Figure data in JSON

** start **

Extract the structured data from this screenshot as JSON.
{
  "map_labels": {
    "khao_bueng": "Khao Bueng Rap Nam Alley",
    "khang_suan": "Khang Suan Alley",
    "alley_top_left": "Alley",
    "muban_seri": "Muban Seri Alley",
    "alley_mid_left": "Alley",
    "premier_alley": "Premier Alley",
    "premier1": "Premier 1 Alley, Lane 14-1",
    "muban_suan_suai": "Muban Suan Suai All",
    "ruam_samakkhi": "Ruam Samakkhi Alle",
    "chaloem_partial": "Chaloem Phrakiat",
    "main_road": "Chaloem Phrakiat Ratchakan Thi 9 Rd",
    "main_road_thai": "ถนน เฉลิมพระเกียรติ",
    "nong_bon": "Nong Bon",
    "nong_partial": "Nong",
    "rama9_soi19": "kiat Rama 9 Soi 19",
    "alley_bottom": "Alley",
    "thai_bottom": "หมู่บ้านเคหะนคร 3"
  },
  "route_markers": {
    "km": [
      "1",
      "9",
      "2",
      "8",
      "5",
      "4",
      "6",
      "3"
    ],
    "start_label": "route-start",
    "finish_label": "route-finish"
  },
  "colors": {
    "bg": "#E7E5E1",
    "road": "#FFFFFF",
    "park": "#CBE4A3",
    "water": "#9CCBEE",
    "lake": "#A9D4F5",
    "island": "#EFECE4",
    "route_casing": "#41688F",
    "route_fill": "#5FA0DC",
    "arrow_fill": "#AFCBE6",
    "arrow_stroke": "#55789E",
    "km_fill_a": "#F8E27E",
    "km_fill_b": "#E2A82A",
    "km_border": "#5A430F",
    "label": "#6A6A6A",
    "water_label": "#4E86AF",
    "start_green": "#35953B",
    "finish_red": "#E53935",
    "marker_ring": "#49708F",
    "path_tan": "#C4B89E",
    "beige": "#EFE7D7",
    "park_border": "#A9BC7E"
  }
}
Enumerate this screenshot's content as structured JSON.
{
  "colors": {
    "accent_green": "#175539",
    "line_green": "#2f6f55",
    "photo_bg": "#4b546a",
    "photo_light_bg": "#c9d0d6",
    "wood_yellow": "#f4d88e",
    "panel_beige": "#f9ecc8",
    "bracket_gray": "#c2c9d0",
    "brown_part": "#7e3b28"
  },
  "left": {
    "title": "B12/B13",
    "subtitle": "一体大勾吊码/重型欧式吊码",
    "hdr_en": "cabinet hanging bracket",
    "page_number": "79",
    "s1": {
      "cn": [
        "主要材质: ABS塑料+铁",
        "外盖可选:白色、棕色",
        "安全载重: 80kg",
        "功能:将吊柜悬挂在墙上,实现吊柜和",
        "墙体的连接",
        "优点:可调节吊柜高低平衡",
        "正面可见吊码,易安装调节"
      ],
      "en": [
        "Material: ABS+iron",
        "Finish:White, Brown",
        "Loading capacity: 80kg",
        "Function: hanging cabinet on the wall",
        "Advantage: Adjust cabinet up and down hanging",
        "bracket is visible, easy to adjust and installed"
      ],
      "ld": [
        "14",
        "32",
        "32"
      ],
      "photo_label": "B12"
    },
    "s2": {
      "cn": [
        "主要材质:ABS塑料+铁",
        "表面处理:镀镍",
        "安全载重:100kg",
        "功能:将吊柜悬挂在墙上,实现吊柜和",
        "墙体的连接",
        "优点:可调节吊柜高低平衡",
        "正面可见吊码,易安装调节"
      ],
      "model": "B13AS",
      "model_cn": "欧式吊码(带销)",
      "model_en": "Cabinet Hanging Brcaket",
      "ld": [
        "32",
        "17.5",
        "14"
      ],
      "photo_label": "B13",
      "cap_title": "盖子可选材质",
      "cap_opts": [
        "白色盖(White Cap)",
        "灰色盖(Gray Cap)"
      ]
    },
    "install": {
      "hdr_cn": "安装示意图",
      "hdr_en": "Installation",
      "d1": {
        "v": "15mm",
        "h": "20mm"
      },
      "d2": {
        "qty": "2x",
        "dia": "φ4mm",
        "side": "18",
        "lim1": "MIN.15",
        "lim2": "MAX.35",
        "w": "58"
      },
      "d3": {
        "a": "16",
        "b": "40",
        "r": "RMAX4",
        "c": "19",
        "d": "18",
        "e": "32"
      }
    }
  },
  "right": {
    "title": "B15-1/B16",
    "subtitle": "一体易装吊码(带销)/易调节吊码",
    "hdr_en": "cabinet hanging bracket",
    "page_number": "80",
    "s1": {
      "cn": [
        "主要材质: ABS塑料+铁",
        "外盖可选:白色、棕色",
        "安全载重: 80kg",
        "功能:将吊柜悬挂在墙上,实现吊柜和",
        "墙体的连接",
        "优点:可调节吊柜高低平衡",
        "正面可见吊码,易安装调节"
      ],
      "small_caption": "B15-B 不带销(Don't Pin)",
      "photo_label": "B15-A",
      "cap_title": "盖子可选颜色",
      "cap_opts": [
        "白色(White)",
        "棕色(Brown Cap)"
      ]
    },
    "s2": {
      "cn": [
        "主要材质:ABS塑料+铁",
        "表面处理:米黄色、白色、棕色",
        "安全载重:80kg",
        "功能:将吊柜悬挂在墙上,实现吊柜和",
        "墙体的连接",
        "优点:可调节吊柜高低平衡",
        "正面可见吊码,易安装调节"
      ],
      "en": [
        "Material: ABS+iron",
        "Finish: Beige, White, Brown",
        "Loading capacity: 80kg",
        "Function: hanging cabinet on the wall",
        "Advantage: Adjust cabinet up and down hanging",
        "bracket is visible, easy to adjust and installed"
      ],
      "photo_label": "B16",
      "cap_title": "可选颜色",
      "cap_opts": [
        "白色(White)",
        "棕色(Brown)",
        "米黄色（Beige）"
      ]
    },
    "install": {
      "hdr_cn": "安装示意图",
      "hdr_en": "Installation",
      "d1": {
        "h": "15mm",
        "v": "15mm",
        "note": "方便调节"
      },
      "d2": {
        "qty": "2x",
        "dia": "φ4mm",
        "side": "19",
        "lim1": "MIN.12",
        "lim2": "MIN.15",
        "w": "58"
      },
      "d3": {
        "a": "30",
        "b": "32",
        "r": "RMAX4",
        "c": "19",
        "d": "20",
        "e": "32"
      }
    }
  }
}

** end **

DO THIS
All of the entries should be written out again exactly.

RESPONSE TO THE EXERCISE
Extract the structured data from this screenshot as JSON.
{
  "map_labels": {
    "khao_bueng": "Khao Bueng Rap Nam Alley",
    "khang_suan": "Khang Suan Alley",
    "alley_top_left": "Alley",
    "muban_seri": "Muban Seri Alley",
    "alley_mid_left": "Alley",
    "premier_alley": "Premier Alley",
    "premier1": "Premier 1 Alley, Lane 14-1",
    "muban_suan_suai": "Muban Suan Suai All",
    "ruam_samakkhi": "Ruam Samakkhi Alle",
    "chaloem_partial": "Chaloem Phrakiat",
    "main_road": "Chaloem Phrakiat Ratchakan Thi 9 Rd",
    "main_road_thai": "ถนน เฉลิมพระเกียรติ",
    "nong_bon": "Nong Bon",
    "nong_partial": "Nong",
    "rama9_soi19": "kiat Rama 9 Soi 19",
    "alley_bottom": "Alley",
    "thai_bottom": "หมู่บ้านเคหะนคร 3"
  },
  "route_markers": {
    "km": [
      "1",
      "9",
      "2",
      "8",
      "5",
      "4",
      "6",
      "3"
    ],
    "start_label": "route-start",
    "finish_label": "route-finish"
  },
  "colors": {
    "bg": "#E7E5E1",
    "road": "#FFFFFF",
    "park": "#CBE4A3",
    "water": "#9CCBEE",
    "lake": "#A9D4F5",
    "island": "#EFECE4",
    "route_casing": "#41688F",
    "route_fill": "#5FA0DC",
    "arrow_fill": "#AFCBE6",
    "arrow_stroke": "#55789E",
    "km_fill_a": "#F8E27E",
    "km_fill_b": "#E2A82A",
    "km_border": "#5A430F",
    "label": "#6A6A6A",
    "water_label": "#4E86AF",
    "start_green": "#35953B",
    "finish_red": "#E53935",
    "marker_ring": "#49708F",
    "path_tan": "#C4B89E",
    "beige": "#EFE7D7",
    "park_border": "#A9BC7E"
  }
}
Enumerate this screenshot's content as structured JSON.
{
  "colors": {
    "accent_green": "#175539",
    "line_green": "#2f6f55",
    "photo_bg": "#4b546a",
    "photo_light_bg": "#c9d0d6",
    "wood_yellow": "#f4d88e",
    "panel_beige": "#f9ecc8",
    "bracket_gray": "#c2c9d0",
    "brown_part": "#7e3b28"
  },
  "left": {
    "title": "B12/B13",
    "subtitle": "一体大勾吊码/重型欧式吊码",
    "hdr_en": "cabinet hanging bracket",
    "page_number": "79",
    "s1": {
      "cn": [
        "主要材质: ABS塑料+铁",
        "外盖可选:白色、棕色",
        "安全载重: 80kg",
        "功能:将吊柜悬挂在墙上,实现吊柜和",
        "墙体的连接",
        "优点:可调节吊柜高低平衡",
        "正面可见吊码,易安装调节"
      ],
      "en": [
        "Material: ABS+iron",
        "Finish:White, Brown",
        "Loading capacity: 80kg",
        "Function: hanging cabinet on the wall",
        "Advantage: Adjust cabinet up and down hanging",
        "bracket is visible, easy to adjust and installed"
      ],
      "ld": [
        "14",
        "32",
        "32"
      ],
      "photo_label": "B12"
    },
    "s2": {
      "cn": [
        "主要材质:ABS塑料+铁",
        "表面处理:镀镍",
        "安全载重:100kg",
        "功能:将吊柜悬挂在墙上,实现吊柜和",
        "墙体的连接",
        "优点:可调节吊柜高低平衡",
        "正面可见吊码,易安装调节"
      ],
      "model": "B13AS",
      "model_cn": "欧式吊码(带销)",
      "model_en": "Cabinet Hanging Brcaket",
      "ld": [
        "32",
        "17.5",
        "14"
      ],
      "photo_label": "B13",
      "cap_title": "盖子可选材质",
      "cap_opts": [
        "白色盖(White Cap)",
        "灰色盖(Gray Cap)"
      ]
    },
    "install": {
      "hdr_cn": "安装示意图",
      "hdr_en": "Installation",
      "d1": {
        "v": "15mm",
        "h": "20mm"
      },
      "d2": {
        "qty": "2x",
        "dia": "φ4mm",
        "side": "18",
        "lim1": "MIN.15",
        "lim2": "MAX.35",
        "w": "58"
      },
      "d3": {
        "a": "16",
        "b": "40",
        "r": "RMAX4",
        "c": "19",
        "d": "18",
        "e": "32"
      }
    }
  },
  "right": {
    "title": "B15-1/B16",
    "subtitle": "一体易装吊码(带销)/易调节吊码",
    "hdr_en": "cabinet hanging bracket",
    "page_number": "80",
    "s1": {
      "cn": [
        "主要材质: ABS塑料+铁",
        "外盖可选:白色、棕色",
        "安全载重: 80kg",
        "功能:将吊柜悬挂在墙上,实现吊柜和",
        "墙体的连接",
        "优点:可调节吊柜高低平衡",
        "正面可见吊码,易安装调节"
      ],
      "small_caption": "B15-B 不带销(Don't Pin)",
      "photo_label": "B15-A",
      "cap_title": "盖子可选颜色",
      "cap_opts": [
        "白色(White)",
        "棕色(Brown Cap)"
      ]
    },
    "s2": {
      "cn": [
        "主要材质:ABS塑料+铁",
        "表面处理:米黄色、白色、棕色",
        "安全载重:80kg",
        "功能:将吊柜悬挂在墙上,实现吊柜和",
        "墙体的连接",
        "优点:可调节吊柜高低平衡",
        "正面可见吊码,易安装调节"
      ],
      "en": [
        "Material: ABS+iron",
        "Finish: Beige, White, Brown",
        "Loading capacity: 80kg",
        "Function: hanging cabinet on the wall",
        "Advantage: Adjust cabinet up and down hanging",
        "bracket is visible, easy to adjust and installed"
      ],
      "photo_label": "B16",
      "cap_title": "可选颜色",
      "cap_opts": [
        "白色(White)",
        "棕色(Brown)",
        "米黄色（Beige）"
      ]
    },
    "install": {
      "hdr_cn": "安装示意图",
      "hdr_en": "Installation",
      "d1": {
        "h": "15mm",
        "v": "15mm",
        "note": "方便调节"
      },
      "d2": {
        "qty": "2x",
        "dia": "φ4mm",
        "side": "19",
        "lim1": "MIN.12",
        "lim2": "MIN.15",
        "w": "58"
      },
      "d3": {
        "a": "30",
        "b": "32",
        "r": "RMAX4",
        "c": "19",
        "d": "20",
        "e": "32"
      }
    }
  }
}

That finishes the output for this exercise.